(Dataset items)

+===+

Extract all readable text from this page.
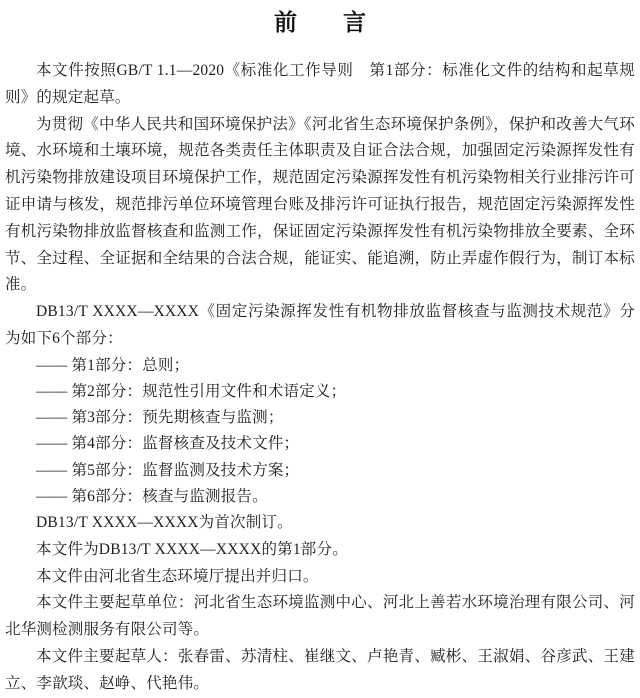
前　　言

本文件按照GB/T 1.1—2020《标准化工作导则　第1部分：标准化文件的结构和起草规则》的规定起草。

为贯彻《中华人民共和国环境保护法》《河北省生态环境保护条例》，保护和改善大气环境、水环境和土壤环境，规范各类责任主体职责及自证合法合规，加强固定污染源挥发性有机污染物排放建设项目环境保护工作，规范固定污染源挥发性有机污染物相关行业排污许可证申请与核发，规范排污单位环境管理台账及排污许可证执行报告，规范固定污染源挥发性有机污染物排放监督核查和监测工作，保证固定污染源挥发性有机污染物排放全要素、全环节、全过程、全证据和全结果的合法合规，能证实、能追溯，防止弄虚作假行为，制订本标准。

DB13/T XXXX—XXXX《固定污染源挥发性有机物排放监督核查与监测技术规范》分为如下6个部分：

—— 第1部分：总则；

—— 第2部分：规范性引用文件和术语定义；

—— 第3部分：预先期核查与监测；

—— 第4部分：监督核查及技术文件；

—— 第5部分：监督监测及技术方案；

—— 第6部分：核查与监测报告。

DB13/T XXXX—XXXX为首次制订。

本文件为DB13/T XXXX—XXXX的第1部分。

本文件由河北省生态环境厅提出并归口。

本文件主要起草单位：河北省生态环境监测中心、河北上善若水环境治理有限公司、河北华测检测服务有限公司等。

本文件主要起草人：张春雷、苏清柱、崔继文、卢艳青、臧彬、王淑娟、谷彦武、王建立、李歆琰、赵峥、代艳伟。
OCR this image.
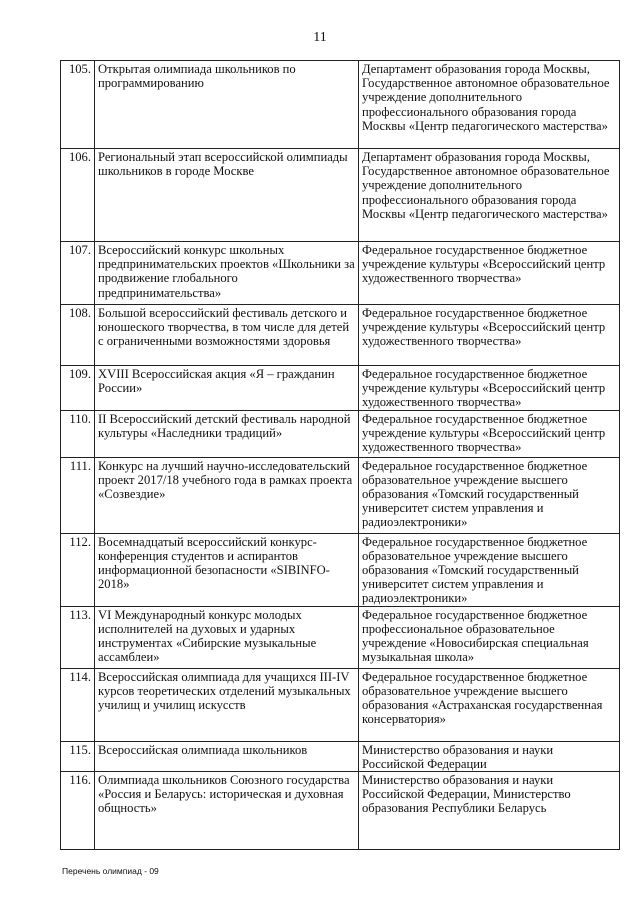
11
105.	Открытая олимпиада школьников по программированию	Департамент образования города Москвы, Государственное автономное образовательное учреждение дополнительного профессионального образования города Москвы «Центр педагогического мастерства»
106.	Региональный этап всероссийской олимпиады школьников в городе Москве	Департамент образования города Москвы, Государственное автономное образовательное учреждение дополнительного профессионального образования города Москвы «Центр педагогического мастерства»
107.	Всероссийский конкурс школьных предпринимательских проектов «Школьники за продвижение глобального предпринимательства»	Федеральное государственное бюджетное учреждение культуры «Всероссийский центр художественного творчества»
108.	Большой всероссийский фестиваль детского и юношеского творчества, в том числе для детей с ограниченными возможностями здоровья	Федеральное государственное бюджетное учреждение культуры «Всероссийский центр художественного творчества»
109.	XVIII Всероссийская акция «Я – гражданин России»	Федеральное государственное бюджетное учреждение культуры «Всероссийский центр художественного творчества»
110.	II Всероссийский детский фестиваль народной культуры «Наследники традиций»	Федеральное государственное бюджетное учреждение культуры «Всероссийский центр художественного творчества»
111.	Конкурс на лучший научно-исследовательский проект 2017/18 учебного года в рамках проекта «Созвездие»	Федеральное государственное бюджетное образовательное учреждение высшего образования «Томский государственный университет систем управления и радиоэлектроники»
112.	Восемнадцатый всероссийский конкурс-конференция студентов и аспирантов информационной безопасности «SIBINFO-2018»	Федеральное государственное бюджетное образовательное учреждение высшего образования «Томский государственный университет систем управления и радиоэлектроники»
113.	VI Международный конкурс молодых исполнителей на духовых и ударных инструментах «Сибирские музыкальные ассамблеи»	Федеральное государственное бюджетное профессиональное образовательное учреждение «Новосибирская специальная музыкальная школа»
114.	Всероссийская олимпиада для учащихся III-IV курсов теоретических отделений музыкальных училищ и училищ искусств	Федеральное государственное бюджетное образовательное учреждение высшего образования «Астраханская государственная консерватория»
115.	Всероссийская олимпиада школьников	Министерство образования и науки Российской Федерации
116.	Олимпиада школьников Союзного государства «Россия и Беларусь: историческая и духовная общность»	Министерство образования и науки Российской Федерации, Министерство образования Республики Беларусь
Перечень олимпиад - 09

+===+

## DESCRIPTION OF THE TASK
For the listing above, identify each line bearing "XXXX".

## OUTPUT FOR THIS EXERCISE
DB13/T XXXX—XXXX《固定污染源挥发性有机物排放监督核查与监测技术规范》分为如下6个部分：
DB13/T XXXX—XXXX为首次制订。
本文件为DB13/T XXXX—XXXX的第1部分。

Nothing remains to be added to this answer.